WORK TO DO =
All of the material below is to be restated word for word, apart from the pictures.

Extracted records
***

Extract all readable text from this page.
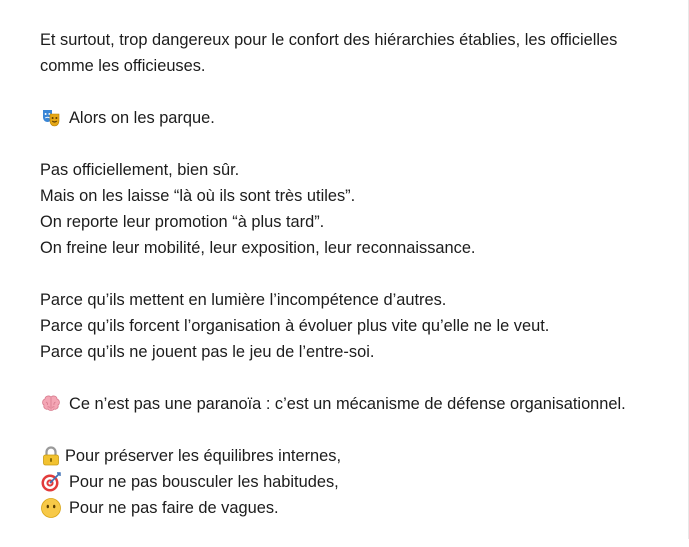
Et surtout, trop dangereux pour le confort des hiérarchies établies, les officielles
comme les officieuses.

Alors on les parque.

Pas officiellement, bien sûr.
Mais on les laisse “là où ils sont très utiles”.
On reporte leur promotion “à plus tard”.
On freine leur mobilité, leur exposition, leur reconnaissance.

Parce qu’ils mettent en lumière l’incompétence d’autres.
Parce qu’ils forcent l’organisation à évoluer plus vite qu’elle ne le veut.
Parce qu’ils ne jouent pas le jeu de l’entre-soi.

Ce n’est pas une paranoïa : c’est un mécanisme de défense organisationnel.

Pour préserver les équilibres internes,
Pour ne pas bousculer les habitudes,
Pour ne pas faire de vagues.
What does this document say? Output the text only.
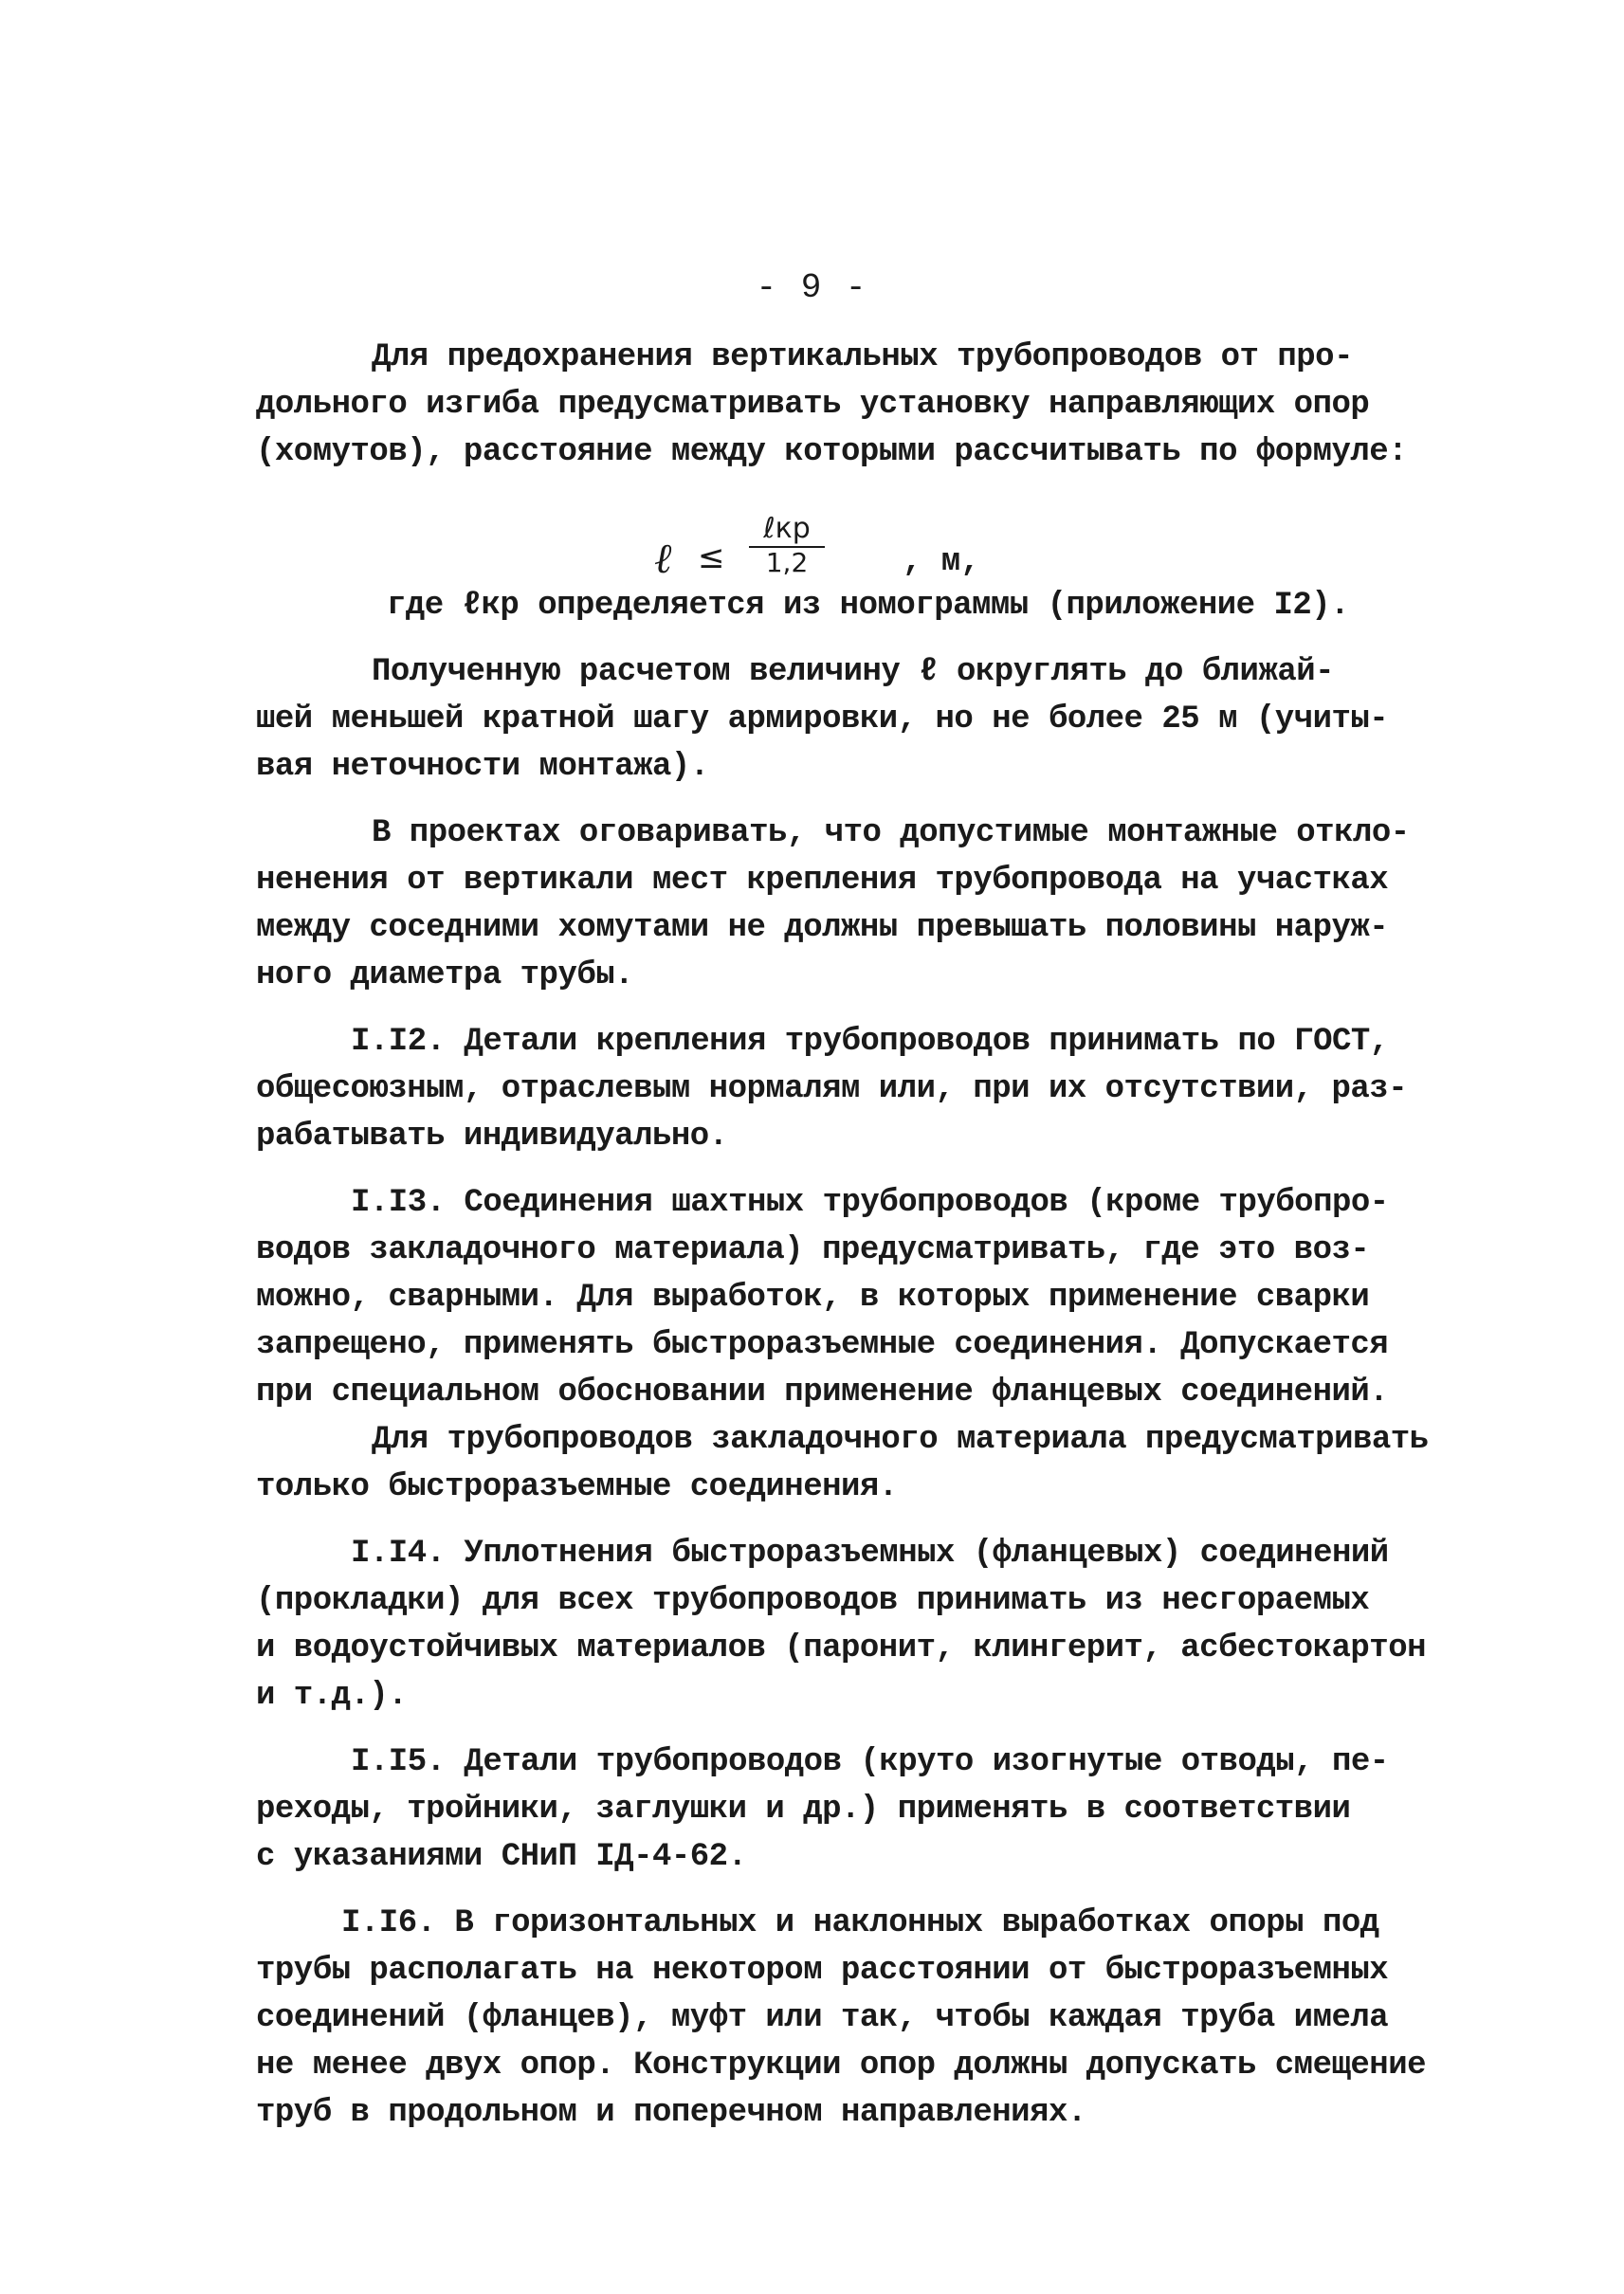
- 9 -
Для предохранения вертикальных трубопроводов от про-
дольного изгиба предусматривать установку направляющих опор
(хомутов), расстояние между которыми рассчитывать по формуле:
ℓ ≤
ℓкр
1,2	, м,
где ℓкр определяется из номограммы (приложение I2).
Полученную расчетом величину ℓ округлять до ближай-
шей меньшей кратной шагу армировки, но не более 25 м (учиты-
вая неточности монтажа).
В проектах оговаривать, что допустимые монтажные откло-
ненения от вертикали мест крепления трубопровода на участках
между соседними хомутами не должны превышать половины наруж-
ного диаметра трубы.
I.I2. Детали крепления трубопроводов принимать по ГОСТ,
общесоюзным, отраслевым нормалям или, при их отсутствии, раз-
рабатывать индивидуально.
I.I3. Соединения шахтных трубопроводов (кроме трубопро-
водов закладочного материала) предусматривать, где это воз-
можно, сварными. Для выработок, в которых применение сварки
запрещено, применять быстроразъемные соединения. Допускается
при специальном обосновании применение фланцевых соединений.
Для трубопроводов закладочного материала предусматривать
только быстроразъемные соединения.
I.I4. Уплотнения быстроразъемных (фланцевых) соединений
(прокладки) для всех трубопроводов принимать из несгораемых
и водоустойчивых материалов (паронит, клингерит, асбестокартон
и т.д.).
I.I5. Детали трубопроводов (круто изогнутые отводы, пе-
реходы, тройники, заглушки и др.) применять в соответствии
с указаниями СНиП IД-4-62.
I.I6. В горизонтальных и наклонных выработках опоры под
трубы располагать на некотором расстоянии от быстроразъемных
соединений (фланцев), муфт или так, чтобы каждая труба имела
не менее двух опор. Конструкции опор должны допускать смещение
труб в продольном и поперечном направлениях.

***

RESULT OF THE TASK =
Extract all readable text from this page.
Et surtout, trop dangereux pour le confort des hiérarchies établies, les officielles
comme les officieuses.

Alors on les parque.

Pas officiellement, bien sûr.
Mais on les laisse “là où ils sont très utiles”.
On reporte leur promotion “à plus tard”.
On freine leur mobilité, leur exposition, leur reconnaissance.

Parce qu’ils mettent en lumière l’incompétence d’autres.
Parce qu’ils forcent l’organisation à évoluer plus vite qu’elle ne le veut.
Parce qu’ils ne jouent pas le jeu de l’entre-soi.

Ce n’est pas une paranoïa : c’est un mécanisme de défense organisationnel.

Pour préserver les équilibres internes,
Pour ne pas bousculer les habitudes,
Pour ne pas faire de vagues.
What does this document say? Output the text only.
- 9 -
Для предохранения вертикальных трубопроводов от про-
дольного изгиба предусматривать установку направляющих опор
(хомутов), расстояние между которыми рассчитывать по формуле:
ℓ ≤
ℓкр
1,2	, м,
где ℓкр определяется из номограммы (приложение I2).
Полученную расчетом величину ℓ округлять до ближай-
шей меньшей кратной шагу армировки, но не более 25 м (учиты-
вая неточности монтажа).
В проектах оговаривать, что допустимые монтажные откло-
ненения от вертикали мест крепления трубопровода на участках
между соседними хомутами не должны превышать половины наруж-
ного диаметра трубы.
I.I2. Детали крепления трубопроводов принимать по ГОСТ,
общесоюзным, отраслевым нормалям или, при их отсутствии, раз-
рабатывать индивидуально.
I.I3. Соединения шахтных трубопроводов (кроме трубопро-
водов закладочного материала) предусматривать, где это воз-
можно, сварными. Для выработок, в которых применение сварки
запрещено, применять быстроразъемные соединения. Допускается
при специальном обосновании применение фланцевых соединений.
Для трубопроводов закладочного материала предусматривать
только быстроразъемные соединения.
I.I4. Уплотнения быстроразъемных (фланцевых) соединений
(прокладки) для всех трубопроводов принимать из несгораемых
и водоустойчивых материалов (паронит, клингерит, асбестокартон
и т.д.).
I.I5. Детали трубопроводов (круто изогнутые отводы, пе-
реходы, тройники, заглушки и др.) применять в соответствии
с указаниями СНиП IД-4-62.
I.I6. В горизонтальных и наклонных выработках опоры под
трубы располагать на некотором расстоянии от быстроразъемных
соединений (фланцев), муфт или так, чтобы каждая труба имела
не менее двух опор. Конструкции опор должны допускать смещение
труб в продольном и поперечном направлениях.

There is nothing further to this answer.